▶ [What you are asked to do]:
Find every line of the listing below where "حكاه" appears, and copy it.

[Part of a data file]
--- BEGIN ---
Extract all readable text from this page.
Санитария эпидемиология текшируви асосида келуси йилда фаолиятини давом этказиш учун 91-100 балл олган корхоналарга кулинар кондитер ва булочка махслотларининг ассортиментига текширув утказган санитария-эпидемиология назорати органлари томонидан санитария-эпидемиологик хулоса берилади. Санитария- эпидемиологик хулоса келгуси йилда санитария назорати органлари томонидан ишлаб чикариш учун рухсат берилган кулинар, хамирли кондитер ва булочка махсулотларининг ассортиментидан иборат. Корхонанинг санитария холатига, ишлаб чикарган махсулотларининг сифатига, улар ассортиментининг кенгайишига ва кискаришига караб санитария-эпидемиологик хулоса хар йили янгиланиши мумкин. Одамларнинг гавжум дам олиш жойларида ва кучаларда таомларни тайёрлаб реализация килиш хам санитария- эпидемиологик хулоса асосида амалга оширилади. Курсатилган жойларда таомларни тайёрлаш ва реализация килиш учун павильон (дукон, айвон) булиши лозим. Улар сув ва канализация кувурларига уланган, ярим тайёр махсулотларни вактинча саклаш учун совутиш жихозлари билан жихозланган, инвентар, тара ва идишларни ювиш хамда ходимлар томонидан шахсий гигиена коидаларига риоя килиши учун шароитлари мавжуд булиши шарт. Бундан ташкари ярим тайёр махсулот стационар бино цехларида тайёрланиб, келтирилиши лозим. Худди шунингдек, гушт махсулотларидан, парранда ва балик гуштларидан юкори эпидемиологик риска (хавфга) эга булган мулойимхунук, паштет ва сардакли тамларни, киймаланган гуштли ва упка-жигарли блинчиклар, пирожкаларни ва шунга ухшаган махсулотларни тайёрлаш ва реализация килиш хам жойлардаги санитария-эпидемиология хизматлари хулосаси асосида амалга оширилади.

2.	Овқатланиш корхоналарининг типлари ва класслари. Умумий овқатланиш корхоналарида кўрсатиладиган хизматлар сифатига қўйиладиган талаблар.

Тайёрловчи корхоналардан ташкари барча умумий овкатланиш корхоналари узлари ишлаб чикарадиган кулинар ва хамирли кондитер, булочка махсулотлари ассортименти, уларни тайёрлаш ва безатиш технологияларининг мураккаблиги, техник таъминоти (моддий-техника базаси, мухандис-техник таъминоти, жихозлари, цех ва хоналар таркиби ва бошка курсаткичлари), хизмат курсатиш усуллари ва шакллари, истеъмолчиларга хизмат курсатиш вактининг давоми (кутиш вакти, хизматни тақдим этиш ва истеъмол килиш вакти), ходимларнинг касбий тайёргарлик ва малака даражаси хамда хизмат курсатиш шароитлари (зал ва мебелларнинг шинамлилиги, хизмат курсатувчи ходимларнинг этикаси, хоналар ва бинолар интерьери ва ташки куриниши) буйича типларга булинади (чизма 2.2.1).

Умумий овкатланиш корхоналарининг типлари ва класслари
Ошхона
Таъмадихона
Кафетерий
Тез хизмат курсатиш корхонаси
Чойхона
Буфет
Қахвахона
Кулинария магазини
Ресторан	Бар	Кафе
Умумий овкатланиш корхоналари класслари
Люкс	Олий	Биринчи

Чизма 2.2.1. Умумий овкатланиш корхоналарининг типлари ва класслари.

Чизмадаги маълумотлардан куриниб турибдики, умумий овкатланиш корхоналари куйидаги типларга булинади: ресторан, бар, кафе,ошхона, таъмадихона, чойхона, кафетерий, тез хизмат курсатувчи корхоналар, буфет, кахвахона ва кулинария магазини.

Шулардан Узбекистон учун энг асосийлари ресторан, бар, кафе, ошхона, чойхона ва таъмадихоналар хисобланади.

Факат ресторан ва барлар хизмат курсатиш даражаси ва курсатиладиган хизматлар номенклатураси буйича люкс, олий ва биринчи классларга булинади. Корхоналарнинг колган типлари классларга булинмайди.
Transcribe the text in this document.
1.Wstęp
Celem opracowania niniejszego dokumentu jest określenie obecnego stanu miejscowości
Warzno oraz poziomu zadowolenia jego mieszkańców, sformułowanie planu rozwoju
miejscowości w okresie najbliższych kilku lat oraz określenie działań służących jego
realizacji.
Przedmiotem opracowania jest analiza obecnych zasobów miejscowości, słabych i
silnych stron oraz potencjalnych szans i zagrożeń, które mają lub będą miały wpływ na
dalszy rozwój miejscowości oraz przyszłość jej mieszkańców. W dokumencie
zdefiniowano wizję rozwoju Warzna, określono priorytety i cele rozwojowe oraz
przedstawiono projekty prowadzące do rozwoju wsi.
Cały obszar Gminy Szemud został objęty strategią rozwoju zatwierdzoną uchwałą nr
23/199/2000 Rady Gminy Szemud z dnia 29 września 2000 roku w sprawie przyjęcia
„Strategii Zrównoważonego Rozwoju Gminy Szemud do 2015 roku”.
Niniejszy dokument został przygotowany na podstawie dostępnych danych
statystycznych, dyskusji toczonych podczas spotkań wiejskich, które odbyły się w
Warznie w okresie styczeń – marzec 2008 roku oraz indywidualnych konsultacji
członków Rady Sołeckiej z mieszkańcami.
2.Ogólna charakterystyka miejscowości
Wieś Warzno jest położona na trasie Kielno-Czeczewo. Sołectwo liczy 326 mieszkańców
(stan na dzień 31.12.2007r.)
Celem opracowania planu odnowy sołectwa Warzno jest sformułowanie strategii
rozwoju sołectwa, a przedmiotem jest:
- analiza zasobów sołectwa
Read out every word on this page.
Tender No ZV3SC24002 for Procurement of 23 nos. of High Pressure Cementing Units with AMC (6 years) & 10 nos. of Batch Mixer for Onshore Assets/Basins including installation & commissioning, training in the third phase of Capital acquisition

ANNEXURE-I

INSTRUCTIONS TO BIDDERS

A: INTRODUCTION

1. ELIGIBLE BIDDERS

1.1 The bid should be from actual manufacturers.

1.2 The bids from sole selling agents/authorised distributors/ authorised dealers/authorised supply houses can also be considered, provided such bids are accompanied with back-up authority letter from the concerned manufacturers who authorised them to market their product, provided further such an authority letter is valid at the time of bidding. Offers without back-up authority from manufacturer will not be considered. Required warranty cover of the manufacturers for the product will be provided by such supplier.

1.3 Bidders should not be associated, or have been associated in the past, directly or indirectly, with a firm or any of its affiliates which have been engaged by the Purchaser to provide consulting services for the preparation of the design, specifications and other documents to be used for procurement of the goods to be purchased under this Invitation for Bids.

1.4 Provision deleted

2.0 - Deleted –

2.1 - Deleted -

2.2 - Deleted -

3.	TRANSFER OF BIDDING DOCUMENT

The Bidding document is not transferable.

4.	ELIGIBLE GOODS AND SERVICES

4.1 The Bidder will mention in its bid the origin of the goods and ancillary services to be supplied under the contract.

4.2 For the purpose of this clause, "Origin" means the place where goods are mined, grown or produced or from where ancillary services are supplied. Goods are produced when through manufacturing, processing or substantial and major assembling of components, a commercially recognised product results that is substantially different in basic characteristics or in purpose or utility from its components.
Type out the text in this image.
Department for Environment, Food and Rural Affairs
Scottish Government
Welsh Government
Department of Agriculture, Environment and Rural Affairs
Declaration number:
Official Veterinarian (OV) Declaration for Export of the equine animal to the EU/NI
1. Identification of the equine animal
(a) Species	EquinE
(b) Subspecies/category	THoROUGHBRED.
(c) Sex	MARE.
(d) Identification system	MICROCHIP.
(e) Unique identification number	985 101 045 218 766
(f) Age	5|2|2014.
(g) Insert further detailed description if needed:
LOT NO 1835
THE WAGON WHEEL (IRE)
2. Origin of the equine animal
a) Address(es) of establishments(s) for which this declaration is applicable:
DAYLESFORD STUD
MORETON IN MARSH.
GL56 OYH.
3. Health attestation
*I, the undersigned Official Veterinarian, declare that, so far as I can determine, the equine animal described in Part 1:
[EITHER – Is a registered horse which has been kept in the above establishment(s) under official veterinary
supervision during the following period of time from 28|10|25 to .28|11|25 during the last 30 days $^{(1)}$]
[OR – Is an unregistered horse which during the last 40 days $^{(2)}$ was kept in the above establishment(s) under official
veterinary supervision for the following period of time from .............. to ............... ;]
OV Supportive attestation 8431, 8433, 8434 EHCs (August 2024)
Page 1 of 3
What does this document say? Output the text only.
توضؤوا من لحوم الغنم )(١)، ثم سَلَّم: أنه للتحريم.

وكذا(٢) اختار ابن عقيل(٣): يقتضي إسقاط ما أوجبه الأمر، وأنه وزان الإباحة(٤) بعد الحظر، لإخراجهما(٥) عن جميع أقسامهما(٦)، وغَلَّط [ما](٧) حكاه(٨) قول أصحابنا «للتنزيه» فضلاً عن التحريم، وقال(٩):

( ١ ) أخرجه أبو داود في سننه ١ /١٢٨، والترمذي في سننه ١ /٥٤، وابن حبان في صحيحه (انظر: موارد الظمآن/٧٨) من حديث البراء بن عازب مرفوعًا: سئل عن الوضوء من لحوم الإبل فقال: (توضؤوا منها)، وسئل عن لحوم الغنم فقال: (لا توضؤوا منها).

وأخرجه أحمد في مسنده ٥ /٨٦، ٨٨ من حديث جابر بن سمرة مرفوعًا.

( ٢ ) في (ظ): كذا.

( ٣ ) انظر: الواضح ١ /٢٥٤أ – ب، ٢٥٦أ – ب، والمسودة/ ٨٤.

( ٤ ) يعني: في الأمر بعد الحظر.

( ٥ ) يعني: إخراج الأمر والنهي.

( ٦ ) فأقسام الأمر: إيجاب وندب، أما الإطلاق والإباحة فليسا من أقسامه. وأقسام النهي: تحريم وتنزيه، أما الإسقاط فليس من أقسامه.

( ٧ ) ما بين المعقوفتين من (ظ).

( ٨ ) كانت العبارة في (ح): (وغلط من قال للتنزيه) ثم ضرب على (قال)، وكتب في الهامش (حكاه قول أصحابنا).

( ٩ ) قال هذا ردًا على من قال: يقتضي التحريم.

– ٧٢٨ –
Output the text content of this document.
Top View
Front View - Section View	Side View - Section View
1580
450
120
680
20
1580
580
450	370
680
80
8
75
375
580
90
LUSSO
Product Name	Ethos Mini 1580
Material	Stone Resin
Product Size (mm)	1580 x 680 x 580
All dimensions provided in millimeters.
--- END ---
▶ [Response to the task]:
وكذا(٢) اختار ابن عقيل(٣): يقتضي إسقاط ما أوجبه الأمر، وأنه وزان الإباحة(٤) بعد الحظر، لإخراجهما(٥) عن جميع أقسامهما(٦)، وغَلَّط [ما](٧) حكاه(٨) قول أصحابنا «للتنزيه» فضلاً عن التحريم، وقال(٩):
( ٨ ) كانت العبارة في (ح): (وغلط من قال للتنزيه) ثم ضرب على (قال)، وكتب في الهامش (حكاه قول أصحابنا).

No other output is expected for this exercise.